▶ [AVAILABLE DATA]:
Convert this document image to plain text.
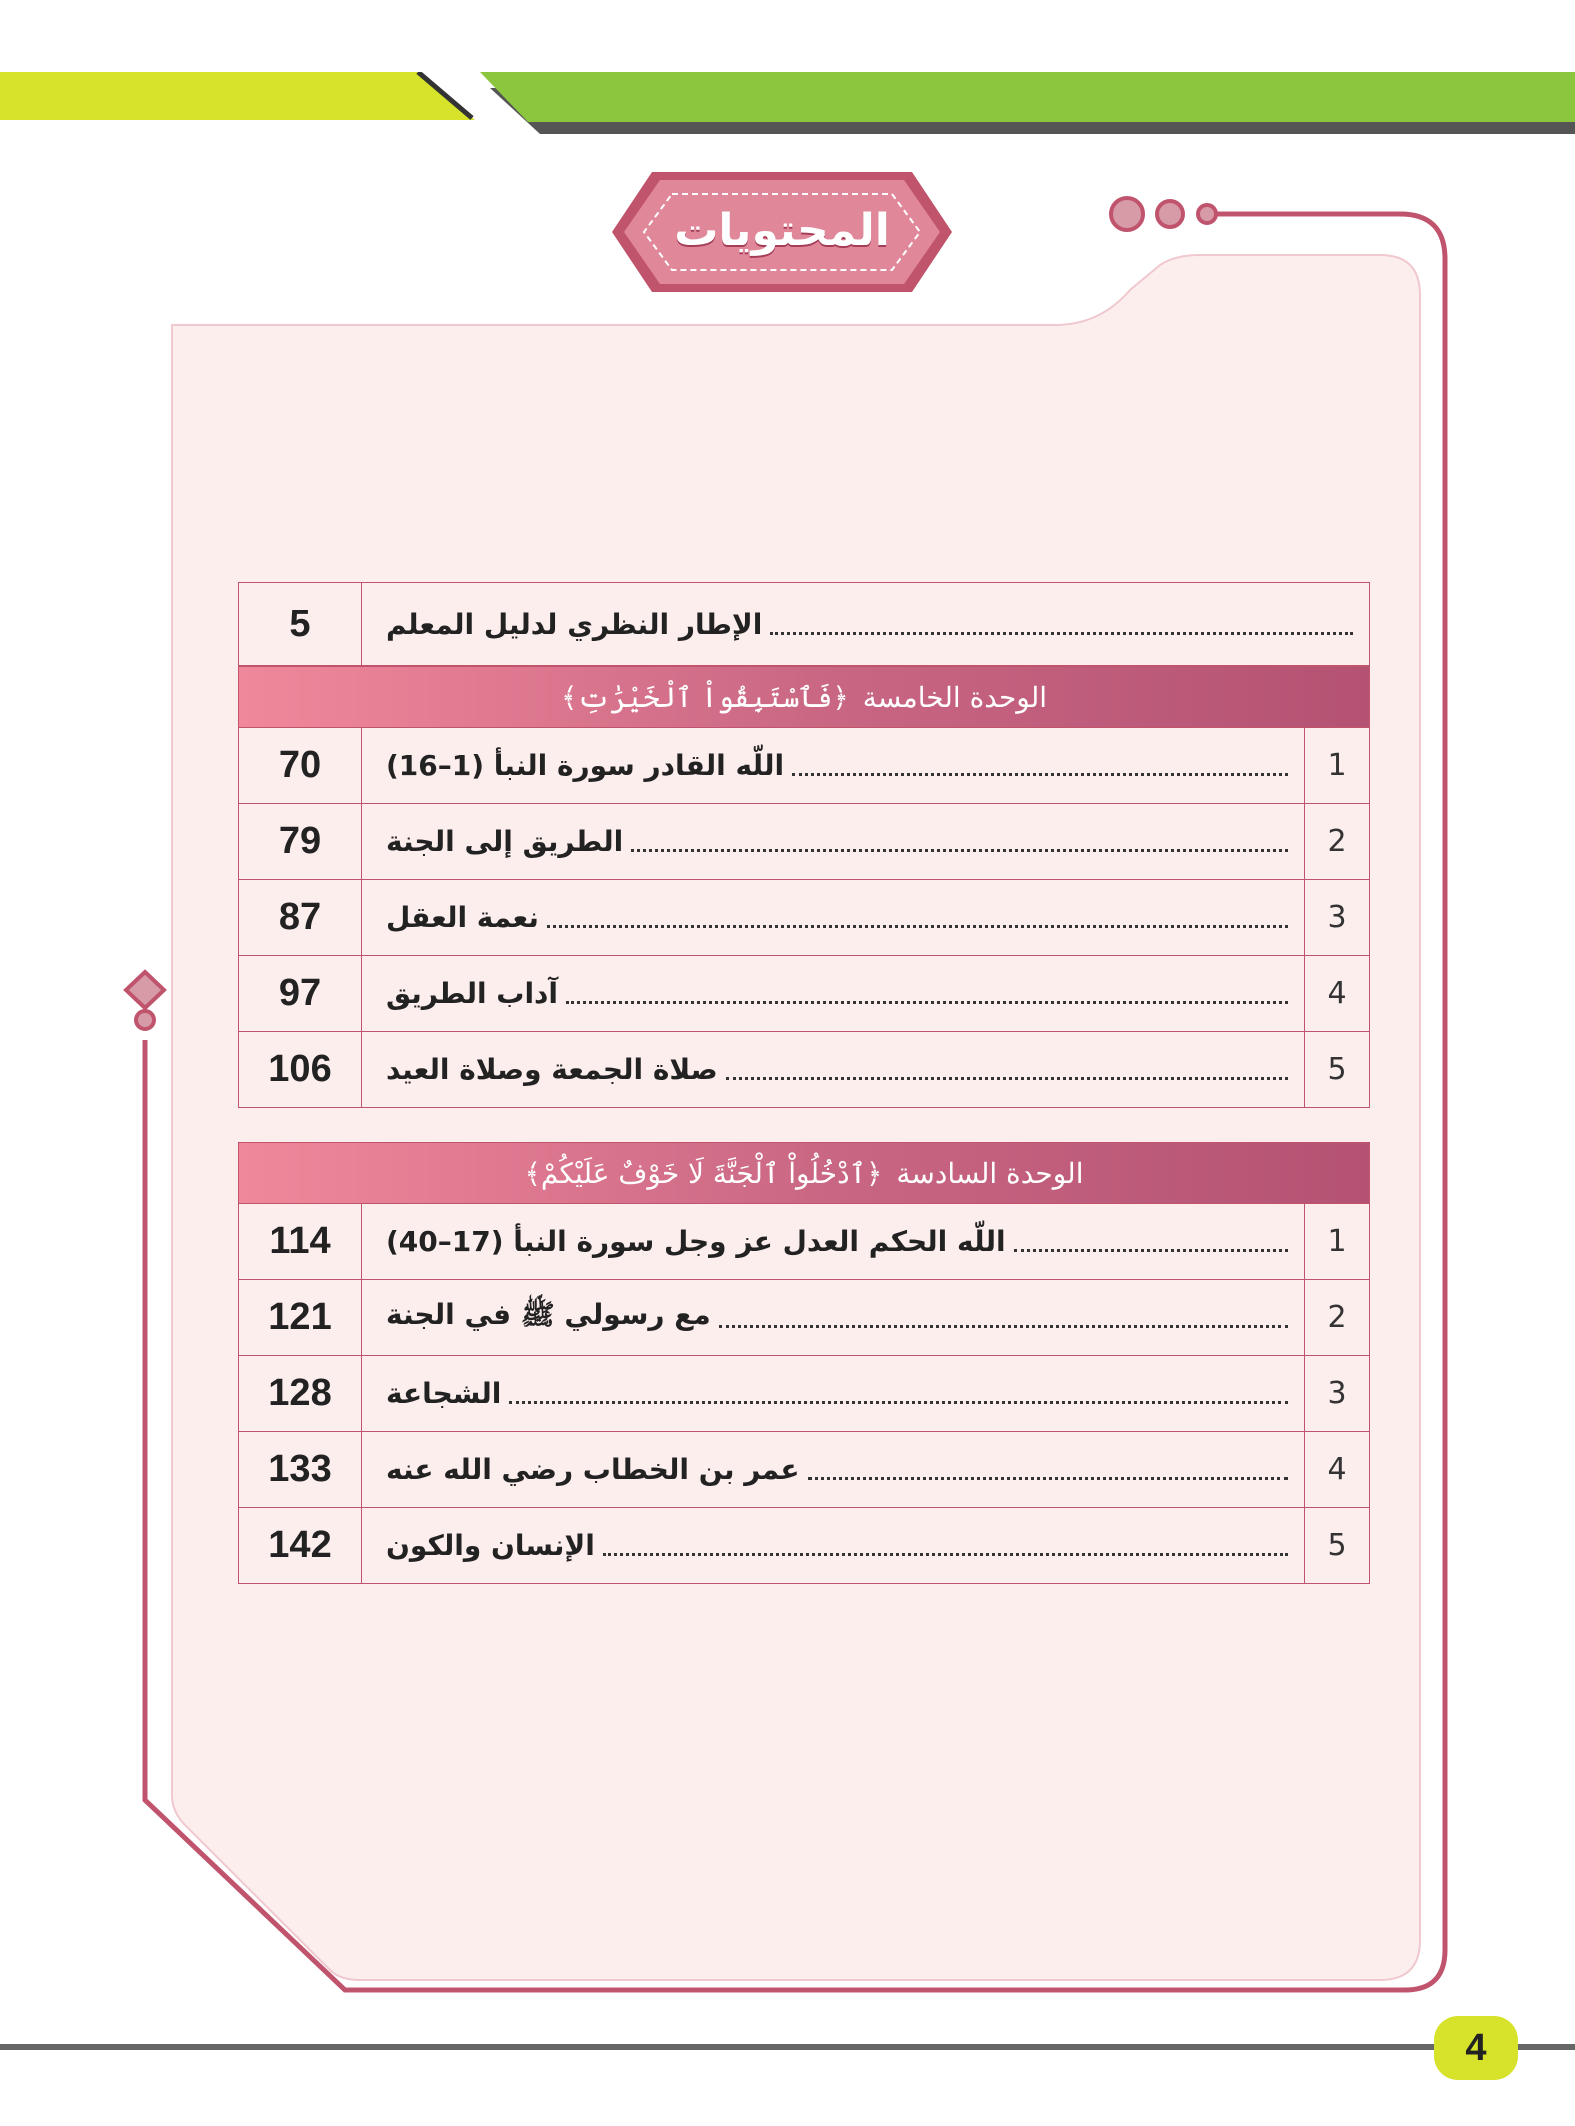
المحتويات
الإطار النظري لدليل المعلم
5
الوحدة الخامسة
﴿فَٱسْتَبِقُواْ ٱلْخَيْرَٰتِ﴾
1
اللّه القادر سورة النبأ (1–16)
70
2
الطريق إلى الجنة
79
3
نعمة العقل
87
4
آداب الطريق
97
5
صلاة الجمعة وصلاة العيد
106
الوحدة السادسة
﴿ٱدْخُلُواْ ٱلْجَنَّةَ لَا خَوْفٌ عَلَيْكُمْ﴾
1
اللّه الحكم العدل عز وجل سورة النبأ (17–40)
114
2
مع رسولي ﷺ في الجنة
121
3
الشجاعة
128
4
عمر بن الخطاب رضي الله عنه
133
5
الإنسان والكون
142
4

▶ [EXERCISE DESCRIPTION]: Without the pictures, write out every entry precisely as it appears.

▶ [ANSWER]:
Convert this document image to plain text.
المحتويات
الإطار النظري لدليل المعلم
5
الوحدة الخامسة
﴿فَٱسْتَبِقُواْ ٱلْخَيْرَٰتِ﴾
1
اللّه القادر سورة النبأ (1–16)
70
2
الطريق إلى الجنة
79
3
نعمة العقل
87
4
آداب الطريق
97
5
صلاة الجمعة وصلاة العيد
106
الوحدة السادسة
﴿ٱدْخُلُواْ ٱلْجَنَّةَ لَا خَوْفٌ عَلَيْكُمْ﴾
1
اللّه الحكم العدل عز وجل سورة النبأ (17–40)
114
2
مع رسولي ﷺ في الجنة
121
3
الشجاعة
128
4
عمر بن الخطاب رضي الله عنه
133
5
الإنسان والكون
142
4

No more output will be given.